---------- Provided material
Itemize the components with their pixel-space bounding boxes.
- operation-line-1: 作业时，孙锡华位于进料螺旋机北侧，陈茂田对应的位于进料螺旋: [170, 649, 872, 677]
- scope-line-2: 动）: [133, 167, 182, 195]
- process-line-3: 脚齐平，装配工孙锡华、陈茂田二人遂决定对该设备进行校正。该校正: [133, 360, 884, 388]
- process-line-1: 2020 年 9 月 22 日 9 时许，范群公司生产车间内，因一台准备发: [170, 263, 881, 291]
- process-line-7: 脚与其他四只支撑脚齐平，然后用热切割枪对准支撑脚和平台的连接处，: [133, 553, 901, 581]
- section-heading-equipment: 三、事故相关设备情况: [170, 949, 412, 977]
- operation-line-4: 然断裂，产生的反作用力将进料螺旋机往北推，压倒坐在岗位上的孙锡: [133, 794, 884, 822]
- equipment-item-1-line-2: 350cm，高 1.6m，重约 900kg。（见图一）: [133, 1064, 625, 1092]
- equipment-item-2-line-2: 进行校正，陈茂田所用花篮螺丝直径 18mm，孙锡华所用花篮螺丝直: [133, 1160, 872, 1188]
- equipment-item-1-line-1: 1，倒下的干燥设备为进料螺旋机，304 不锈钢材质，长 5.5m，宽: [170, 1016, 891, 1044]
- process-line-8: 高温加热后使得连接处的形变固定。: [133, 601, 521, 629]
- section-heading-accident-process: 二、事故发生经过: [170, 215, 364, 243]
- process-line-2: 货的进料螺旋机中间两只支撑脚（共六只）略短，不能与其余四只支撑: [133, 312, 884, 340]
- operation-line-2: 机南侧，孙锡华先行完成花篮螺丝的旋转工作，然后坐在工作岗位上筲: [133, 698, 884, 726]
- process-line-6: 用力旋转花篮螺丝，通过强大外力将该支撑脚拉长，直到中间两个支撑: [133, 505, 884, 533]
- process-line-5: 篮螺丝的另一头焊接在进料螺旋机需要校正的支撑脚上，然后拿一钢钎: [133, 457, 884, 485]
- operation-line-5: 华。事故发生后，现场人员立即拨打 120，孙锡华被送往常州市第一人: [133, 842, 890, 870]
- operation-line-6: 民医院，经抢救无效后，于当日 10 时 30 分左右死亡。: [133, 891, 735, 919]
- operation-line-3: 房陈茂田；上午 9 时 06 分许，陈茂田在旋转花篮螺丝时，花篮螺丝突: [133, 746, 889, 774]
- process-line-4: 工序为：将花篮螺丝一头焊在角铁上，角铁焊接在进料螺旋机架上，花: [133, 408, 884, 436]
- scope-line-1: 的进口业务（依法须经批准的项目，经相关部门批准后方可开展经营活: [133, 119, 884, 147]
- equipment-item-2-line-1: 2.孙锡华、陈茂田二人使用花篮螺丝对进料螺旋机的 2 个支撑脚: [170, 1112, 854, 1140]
--------------------
---------- Provided material
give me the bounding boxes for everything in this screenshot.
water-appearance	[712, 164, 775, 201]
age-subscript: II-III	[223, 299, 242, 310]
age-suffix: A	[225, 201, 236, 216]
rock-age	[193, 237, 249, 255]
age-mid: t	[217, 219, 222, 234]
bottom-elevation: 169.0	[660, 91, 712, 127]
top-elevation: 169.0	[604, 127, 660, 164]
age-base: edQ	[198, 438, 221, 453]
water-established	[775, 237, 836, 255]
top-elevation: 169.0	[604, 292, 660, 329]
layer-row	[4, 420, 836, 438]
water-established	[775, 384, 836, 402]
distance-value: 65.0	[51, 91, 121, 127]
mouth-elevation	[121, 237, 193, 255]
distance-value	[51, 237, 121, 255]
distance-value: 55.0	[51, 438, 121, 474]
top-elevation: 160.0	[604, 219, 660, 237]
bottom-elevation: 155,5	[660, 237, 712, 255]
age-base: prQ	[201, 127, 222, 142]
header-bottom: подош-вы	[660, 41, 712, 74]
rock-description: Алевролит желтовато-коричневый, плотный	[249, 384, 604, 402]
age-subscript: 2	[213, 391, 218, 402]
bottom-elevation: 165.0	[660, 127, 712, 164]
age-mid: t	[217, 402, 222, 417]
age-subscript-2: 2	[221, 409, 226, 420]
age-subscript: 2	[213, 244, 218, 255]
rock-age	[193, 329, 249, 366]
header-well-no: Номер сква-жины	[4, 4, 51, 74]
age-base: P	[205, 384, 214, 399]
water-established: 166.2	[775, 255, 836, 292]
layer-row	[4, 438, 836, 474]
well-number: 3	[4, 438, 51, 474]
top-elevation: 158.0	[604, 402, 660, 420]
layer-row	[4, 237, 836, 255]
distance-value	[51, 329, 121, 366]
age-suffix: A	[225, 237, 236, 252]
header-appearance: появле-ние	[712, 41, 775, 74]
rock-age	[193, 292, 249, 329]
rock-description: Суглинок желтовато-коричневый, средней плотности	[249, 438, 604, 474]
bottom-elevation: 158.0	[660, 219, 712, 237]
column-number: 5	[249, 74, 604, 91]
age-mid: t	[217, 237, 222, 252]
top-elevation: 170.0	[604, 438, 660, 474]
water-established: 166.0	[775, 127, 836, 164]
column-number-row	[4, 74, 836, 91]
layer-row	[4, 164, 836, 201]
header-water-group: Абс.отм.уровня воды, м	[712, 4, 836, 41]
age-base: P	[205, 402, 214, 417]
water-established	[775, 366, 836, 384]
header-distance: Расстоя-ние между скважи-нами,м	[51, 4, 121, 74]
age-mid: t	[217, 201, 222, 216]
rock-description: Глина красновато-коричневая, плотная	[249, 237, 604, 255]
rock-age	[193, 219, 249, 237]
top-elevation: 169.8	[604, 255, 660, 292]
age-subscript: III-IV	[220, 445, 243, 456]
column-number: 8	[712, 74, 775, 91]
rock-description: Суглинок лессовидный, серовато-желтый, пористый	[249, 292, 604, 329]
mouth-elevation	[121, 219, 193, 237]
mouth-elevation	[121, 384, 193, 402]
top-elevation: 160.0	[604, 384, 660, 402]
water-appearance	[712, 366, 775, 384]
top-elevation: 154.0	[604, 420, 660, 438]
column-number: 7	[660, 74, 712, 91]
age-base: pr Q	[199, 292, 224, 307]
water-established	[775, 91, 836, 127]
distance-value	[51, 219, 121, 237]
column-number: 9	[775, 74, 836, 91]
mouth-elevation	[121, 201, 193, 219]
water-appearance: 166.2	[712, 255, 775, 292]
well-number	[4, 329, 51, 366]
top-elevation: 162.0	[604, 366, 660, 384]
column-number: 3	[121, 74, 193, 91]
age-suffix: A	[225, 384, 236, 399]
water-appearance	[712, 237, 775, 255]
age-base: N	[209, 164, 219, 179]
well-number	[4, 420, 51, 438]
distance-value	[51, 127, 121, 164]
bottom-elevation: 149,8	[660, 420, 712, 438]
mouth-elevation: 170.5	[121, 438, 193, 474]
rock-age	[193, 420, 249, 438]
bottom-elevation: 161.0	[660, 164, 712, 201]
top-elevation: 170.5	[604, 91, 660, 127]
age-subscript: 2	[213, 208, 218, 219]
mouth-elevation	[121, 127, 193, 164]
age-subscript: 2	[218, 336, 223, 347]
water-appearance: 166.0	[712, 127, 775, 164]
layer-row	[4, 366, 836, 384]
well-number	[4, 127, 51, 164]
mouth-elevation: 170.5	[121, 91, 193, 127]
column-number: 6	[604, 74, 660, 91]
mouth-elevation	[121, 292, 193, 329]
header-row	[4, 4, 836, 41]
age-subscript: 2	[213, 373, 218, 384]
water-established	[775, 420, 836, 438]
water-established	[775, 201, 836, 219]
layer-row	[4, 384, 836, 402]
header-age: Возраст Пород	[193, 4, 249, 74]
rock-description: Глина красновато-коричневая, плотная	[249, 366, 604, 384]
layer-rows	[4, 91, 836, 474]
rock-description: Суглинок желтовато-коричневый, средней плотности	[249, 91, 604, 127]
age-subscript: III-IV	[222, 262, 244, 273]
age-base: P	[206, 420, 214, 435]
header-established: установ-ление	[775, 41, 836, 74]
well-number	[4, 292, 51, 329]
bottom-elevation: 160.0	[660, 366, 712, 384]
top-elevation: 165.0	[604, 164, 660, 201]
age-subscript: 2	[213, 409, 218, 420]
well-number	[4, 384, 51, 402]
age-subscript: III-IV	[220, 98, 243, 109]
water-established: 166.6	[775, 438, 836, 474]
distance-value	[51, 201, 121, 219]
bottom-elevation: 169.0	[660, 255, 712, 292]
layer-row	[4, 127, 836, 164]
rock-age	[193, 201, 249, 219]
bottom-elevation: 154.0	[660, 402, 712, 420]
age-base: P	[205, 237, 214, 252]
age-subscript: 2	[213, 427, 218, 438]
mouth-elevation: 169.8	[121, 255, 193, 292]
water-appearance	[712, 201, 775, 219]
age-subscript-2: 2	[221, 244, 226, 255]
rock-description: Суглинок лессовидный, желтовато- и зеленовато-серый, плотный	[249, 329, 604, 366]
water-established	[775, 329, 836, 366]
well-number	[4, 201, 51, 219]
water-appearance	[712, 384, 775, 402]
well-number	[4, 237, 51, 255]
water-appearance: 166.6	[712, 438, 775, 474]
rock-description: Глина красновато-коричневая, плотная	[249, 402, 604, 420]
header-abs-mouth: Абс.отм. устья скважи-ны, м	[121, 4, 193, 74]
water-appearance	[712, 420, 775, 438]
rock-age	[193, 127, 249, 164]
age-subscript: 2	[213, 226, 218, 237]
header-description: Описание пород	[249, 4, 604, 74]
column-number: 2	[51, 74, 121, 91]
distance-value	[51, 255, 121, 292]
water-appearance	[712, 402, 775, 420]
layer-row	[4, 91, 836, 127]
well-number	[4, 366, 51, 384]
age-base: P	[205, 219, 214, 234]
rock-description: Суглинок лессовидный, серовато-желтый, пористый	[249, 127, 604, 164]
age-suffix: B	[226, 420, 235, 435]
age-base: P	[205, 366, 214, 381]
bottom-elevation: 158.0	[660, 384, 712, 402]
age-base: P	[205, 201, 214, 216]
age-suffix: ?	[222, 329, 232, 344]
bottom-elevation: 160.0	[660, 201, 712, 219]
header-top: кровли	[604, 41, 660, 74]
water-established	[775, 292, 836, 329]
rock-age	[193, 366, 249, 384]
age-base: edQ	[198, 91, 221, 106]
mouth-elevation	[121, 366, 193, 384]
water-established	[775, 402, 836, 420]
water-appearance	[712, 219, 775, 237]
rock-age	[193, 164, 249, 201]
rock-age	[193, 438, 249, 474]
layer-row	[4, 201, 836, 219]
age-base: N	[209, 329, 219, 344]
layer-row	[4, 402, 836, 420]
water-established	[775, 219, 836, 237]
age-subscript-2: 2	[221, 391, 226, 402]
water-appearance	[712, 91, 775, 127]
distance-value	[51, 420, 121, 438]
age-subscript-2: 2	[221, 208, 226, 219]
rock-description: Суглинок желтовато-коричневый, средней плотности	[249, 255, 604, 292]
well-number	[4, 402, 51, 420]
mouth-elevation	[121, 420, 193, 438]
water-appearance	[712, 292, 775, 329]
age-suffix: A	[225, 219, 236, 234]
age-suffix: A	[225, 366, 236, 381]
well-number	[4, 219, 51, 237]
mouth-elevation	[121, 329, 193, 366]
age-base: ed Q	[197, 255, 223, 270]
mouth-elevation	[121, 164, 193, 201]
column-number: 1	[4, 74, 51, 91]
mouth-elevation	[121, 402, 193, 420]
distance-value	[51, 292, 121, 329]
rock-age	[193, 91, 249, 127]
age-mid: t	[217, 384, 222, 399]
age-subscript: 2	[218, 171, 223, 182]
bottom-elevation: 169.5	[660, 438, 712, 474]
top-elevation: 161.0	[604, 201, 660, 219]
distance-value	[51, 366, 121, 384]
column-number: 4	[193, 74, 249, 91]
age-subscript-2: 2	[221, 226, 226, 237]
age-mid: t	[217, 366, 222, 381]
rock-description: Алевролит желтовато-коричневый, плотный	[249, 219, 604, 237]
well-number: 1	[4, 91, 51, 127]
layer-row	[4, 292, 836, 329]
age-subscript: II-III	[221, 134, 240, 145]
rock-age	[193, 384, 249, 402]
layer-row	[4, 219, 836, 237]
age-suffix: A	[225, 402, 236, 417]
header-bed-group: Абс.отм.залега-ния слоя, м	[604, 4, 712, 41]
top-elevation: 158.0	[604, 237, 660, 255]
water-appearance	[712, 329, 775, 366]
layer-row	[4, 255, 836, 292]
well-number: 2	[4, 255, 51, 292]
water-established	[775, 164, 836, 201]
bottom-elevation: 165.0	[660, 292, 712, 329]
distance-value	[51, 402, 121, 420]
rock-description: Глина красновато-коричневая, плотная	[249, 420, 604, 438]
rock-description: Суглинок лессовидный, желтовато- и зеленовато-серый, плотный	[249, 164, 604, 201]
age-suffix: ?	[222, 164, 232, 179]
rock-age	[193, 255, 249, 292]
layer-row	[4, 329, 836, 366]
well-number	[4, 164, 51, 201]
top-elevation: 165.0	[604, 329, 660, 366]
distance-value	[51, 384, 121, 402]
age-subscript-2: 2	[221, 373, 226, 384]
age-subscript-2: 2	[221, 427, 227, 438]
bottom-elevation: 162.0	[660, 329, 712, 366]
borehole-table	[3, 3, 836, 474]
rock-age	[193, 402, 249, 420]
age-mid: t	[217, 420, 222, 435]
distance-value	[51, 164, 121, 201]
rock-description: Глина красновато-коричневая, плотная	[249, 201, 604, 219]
--------------------
-- Request --
Copy out the lines of the records above, unchanged, from the line with "give me the" up to and including the line with "402, 214, 417]".

-- Answer below --
give me the bounding boxes for everything in this screenshot.
water-appearance	[712, 164, 775, 201]
age-subscript: II-III	[223, 299, 242, 310]
age-suffix: A	[225, 201, 236, 216]
rock-age	[193, 237, 249, 255]
age-mid: t	[217, 219, 222, 234]
bottom-elevation: 169.0	[660, 91, 712, 127]
top-elevation: 169.0	[604, 127, 660, 164]
age-base: edQ	[198, 438, 221, 453]
water-established	[775, 237, 836, 255]
top-elevation: 169.0	[604, 292, 660, 329]
layer-row	[4, 420, 836, 438]
water-established	[775, 384, 836, 402]
distance-value: 65.0	[51, 91, 121, 127]
mouth-elevation	[121, 237, 193, 255]
distance-value	[51, 237, 121, 255]
distance-value: 55.0	[51, 438, 121, 474]
top-elevation: 160.0	[604, 219, 660, 237]
bottom-elevation: 155,5	[660, 237, 712, 255]
age-base: prQ	[201, 127, 222, 142]
header-bottom: подош-вы	[660, 41, 712, 74]
rock-description: Алевролит желтовато-коричневый, плотный	[249, 384, 604, 402]
age-subscript: 2	[213, 391, 218, 402]
bottom-elevation: 165.0	[660, 127, 712, 164]
age-mid: t	[217, 402, 222, 417]
age-subscript-2: 2	[221, 409, 226, 420]
age-subscript: 2	[213, 244, 218, 255]
rock-age	[193, 329, 249, 366]
header-well-no: Номер сква-жины	[4, 4, 51, 74]
age-base: P	[205, 384, 214, 399]
water-established: 166.2	[775, 255, 836, 292]
layer-row	[4, 438, 836, 474]
well-number: 3	[4, 438, 51, 474]
top-elevation: 158.0	[604, 402, 660, 420]
layer-row	[4, 237, 836, 255]
distance-value	[51, 329, 121, 366]
age-suffix: A	[225, 237, 236, 252]
header-appearance: появле-ние	[712, 41, 775, 74]
rock-age	[193, 292, 249, 329]
rock-description: Суглинок желтовато-коричневый, средней плотности	[249, 438, 604, 474]
bottom-elevation: 158.0	[660, 219, 712, 237]
column-number: 5	[249, 74, 604, 91]
age-mid: t	[217, 237, 222, 252]
top-elevation: 170.0	[604, 438, 660, 474]
water-established: 166.0	[775, 127, 836, 164]
column-number-row	[4, 74, 836, 91]
layer-row	[4, 164, 836, 201]
header-water-group: Абс.отм.уровня воды, м	[712, 4, 836, 41]
age-base: P	[205, 402, 214, 417]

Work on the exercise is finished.